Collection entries
^^^^
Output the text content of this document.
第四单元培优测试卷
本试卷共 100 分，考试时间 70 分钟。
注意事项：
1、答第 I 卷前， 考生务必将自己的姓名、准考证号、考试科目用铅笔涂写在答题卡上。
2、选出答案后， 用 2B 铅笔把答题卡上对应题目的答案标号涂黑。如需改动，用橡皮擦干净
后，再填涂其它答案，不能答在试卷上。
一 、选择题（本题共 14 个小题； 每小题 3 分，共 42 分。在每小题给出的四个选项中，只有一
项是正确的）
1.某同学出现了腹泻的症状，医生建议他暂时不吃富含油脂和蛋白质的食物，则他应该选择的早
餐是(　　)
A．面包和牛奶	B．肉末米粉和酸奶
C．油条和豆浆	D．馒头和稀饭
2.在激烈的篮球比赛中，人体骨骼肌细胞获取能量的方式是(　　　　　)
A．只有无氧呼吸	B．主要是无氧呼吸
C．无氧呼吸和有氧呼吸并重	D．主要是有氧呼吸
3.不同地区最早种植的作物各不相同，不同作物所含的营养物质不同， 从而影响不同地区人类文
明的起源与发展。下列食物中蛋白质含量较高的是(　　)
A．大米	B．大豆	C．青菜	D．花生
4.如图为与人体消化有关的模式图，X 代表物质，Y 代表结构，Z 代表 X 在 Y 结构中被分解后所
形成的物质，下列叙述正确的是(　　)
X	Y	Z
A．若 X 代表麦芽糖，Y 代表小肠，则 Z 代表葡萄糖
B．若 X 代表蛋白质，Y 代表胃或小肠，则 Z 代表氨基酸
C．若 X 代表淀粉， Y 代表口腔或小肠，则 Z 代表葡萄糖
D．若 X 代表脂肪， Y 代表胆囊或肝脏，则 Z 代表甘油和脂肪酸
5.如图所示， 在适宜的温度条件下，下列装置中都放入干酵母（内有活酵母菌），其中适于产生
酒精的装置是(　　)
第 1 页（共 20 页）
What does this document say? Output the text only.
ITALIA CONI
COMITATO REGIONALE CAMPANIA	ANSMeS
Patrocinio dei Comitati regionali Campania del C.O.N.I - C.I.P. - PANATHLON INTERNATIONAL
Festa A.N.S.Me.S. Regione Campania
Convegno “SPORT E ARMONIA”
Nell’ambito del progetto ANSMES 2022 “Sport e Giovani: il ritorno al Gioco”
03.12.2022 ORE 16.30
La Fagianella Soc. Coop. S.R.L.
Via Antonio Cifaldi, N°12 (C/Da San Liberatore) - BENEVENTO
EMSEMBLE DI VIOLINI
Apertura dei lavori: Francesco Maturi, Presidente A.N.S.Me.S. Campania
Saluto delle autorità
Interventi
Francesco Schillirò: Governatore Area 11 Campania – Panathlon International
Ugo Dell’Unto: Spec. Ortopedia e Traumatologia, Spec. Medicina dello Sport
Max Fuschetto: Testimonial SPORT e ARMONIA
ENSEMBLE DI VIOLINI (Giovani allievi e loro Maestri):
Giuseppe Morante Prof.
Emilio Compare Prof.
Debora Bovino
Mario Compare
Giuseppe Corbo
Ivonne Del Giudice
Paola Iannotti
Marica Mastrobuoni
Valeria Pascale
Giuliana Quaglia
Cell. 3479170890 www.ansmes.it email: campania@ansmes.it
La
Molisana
^^^^
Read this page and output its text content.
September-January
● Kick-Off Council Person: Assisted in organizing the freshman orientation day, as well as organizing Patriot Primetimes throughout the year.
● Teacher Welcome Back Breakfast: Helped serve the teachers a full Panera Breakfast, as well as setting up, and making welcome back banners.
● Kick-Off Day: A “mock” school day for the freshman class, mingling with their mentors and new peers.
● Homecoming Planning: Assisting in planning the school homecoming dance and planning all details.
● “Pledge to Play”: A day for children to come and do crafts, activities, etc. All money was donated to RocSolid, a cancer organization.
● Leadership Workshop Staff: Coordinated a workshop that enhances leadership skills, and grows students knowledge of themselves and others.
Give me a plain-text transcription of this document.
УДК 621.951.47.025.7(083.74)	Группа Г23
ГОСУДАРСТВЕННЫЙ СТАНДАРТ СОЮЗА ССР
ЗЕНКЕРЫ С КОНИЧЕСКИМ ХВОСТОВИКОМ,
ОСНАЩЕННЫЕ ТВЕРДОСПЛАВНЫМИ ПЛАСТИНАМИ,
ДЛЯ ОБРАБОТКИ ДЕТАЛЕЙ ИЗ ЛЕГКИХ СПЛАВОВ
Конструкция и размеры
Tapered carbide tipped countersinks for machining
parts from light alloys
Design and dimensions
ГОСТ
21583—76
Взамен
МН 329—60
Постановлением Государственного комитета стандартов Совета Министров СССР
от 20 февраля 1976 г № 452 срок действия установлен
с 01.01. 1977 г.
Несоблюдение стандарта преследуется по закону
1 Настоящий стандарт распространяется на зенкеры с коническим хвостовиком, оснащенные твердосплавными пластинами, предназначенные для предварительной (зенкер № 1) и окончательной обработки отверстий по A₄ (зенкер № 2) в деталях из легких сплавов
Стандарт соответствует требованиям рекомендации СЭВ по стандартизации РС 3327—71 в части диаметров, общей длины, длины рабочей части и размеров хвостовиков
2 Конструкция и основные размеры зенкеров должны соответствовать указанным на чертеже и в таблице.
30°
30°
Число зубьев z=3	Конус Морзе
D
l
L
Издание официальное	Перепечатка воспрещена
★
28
^^^^
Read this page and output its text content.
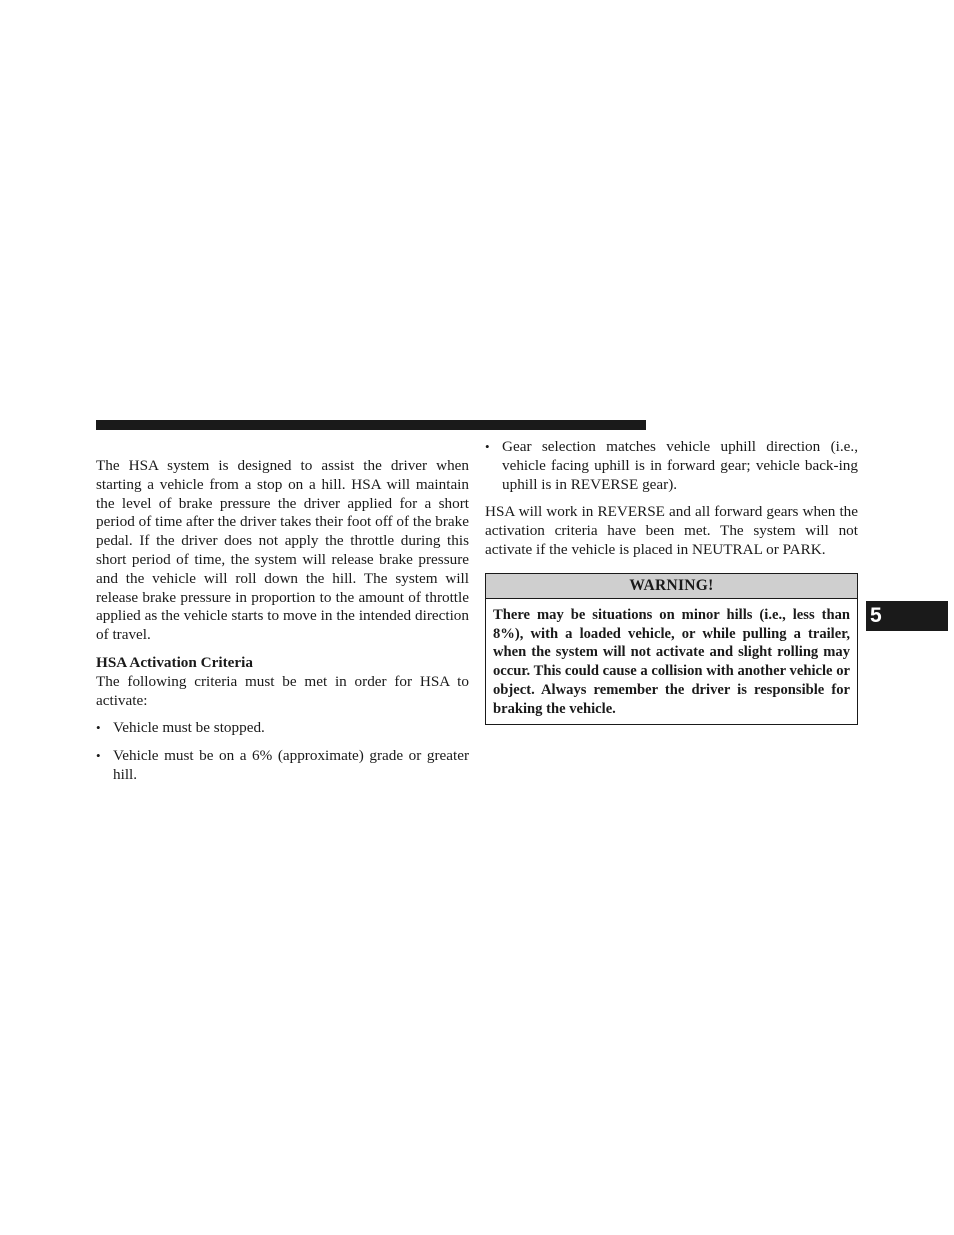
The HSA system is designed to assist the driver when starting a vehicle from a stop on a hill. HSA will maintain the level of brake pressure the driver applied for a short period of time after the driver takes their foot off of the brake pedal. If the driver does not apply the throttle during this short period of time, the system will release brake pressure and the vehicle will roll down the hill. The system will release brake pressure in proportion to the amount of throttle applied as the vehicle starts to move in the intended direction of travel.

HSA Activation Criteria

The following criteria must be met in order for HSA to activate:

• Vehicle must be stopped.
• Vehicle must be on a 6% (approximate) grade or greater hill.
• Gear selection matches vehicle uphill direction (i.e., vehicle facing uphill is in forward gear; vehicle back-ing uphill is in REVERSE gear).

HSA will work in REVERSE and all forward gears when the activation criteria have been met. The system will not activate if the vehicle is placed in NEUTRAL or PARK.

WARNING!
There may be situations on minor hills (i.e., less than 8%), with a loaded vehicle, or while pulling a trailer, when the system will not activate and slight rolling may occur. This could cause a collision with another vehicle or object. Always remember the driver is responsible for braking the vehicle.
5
^^^^
Copy out each line of the data where the string "well" appears.

§ **THE ANSWER**:
● Kick-Off Council Person: Assisted in organizing the freshman orientation day, as well as organizing Patriot Primetimes throughout the year.
● Teacher Welcome Back Breakfast: Helped serve the teachers a full Panera Breakfast, as well as setting up, and making welcome back banners.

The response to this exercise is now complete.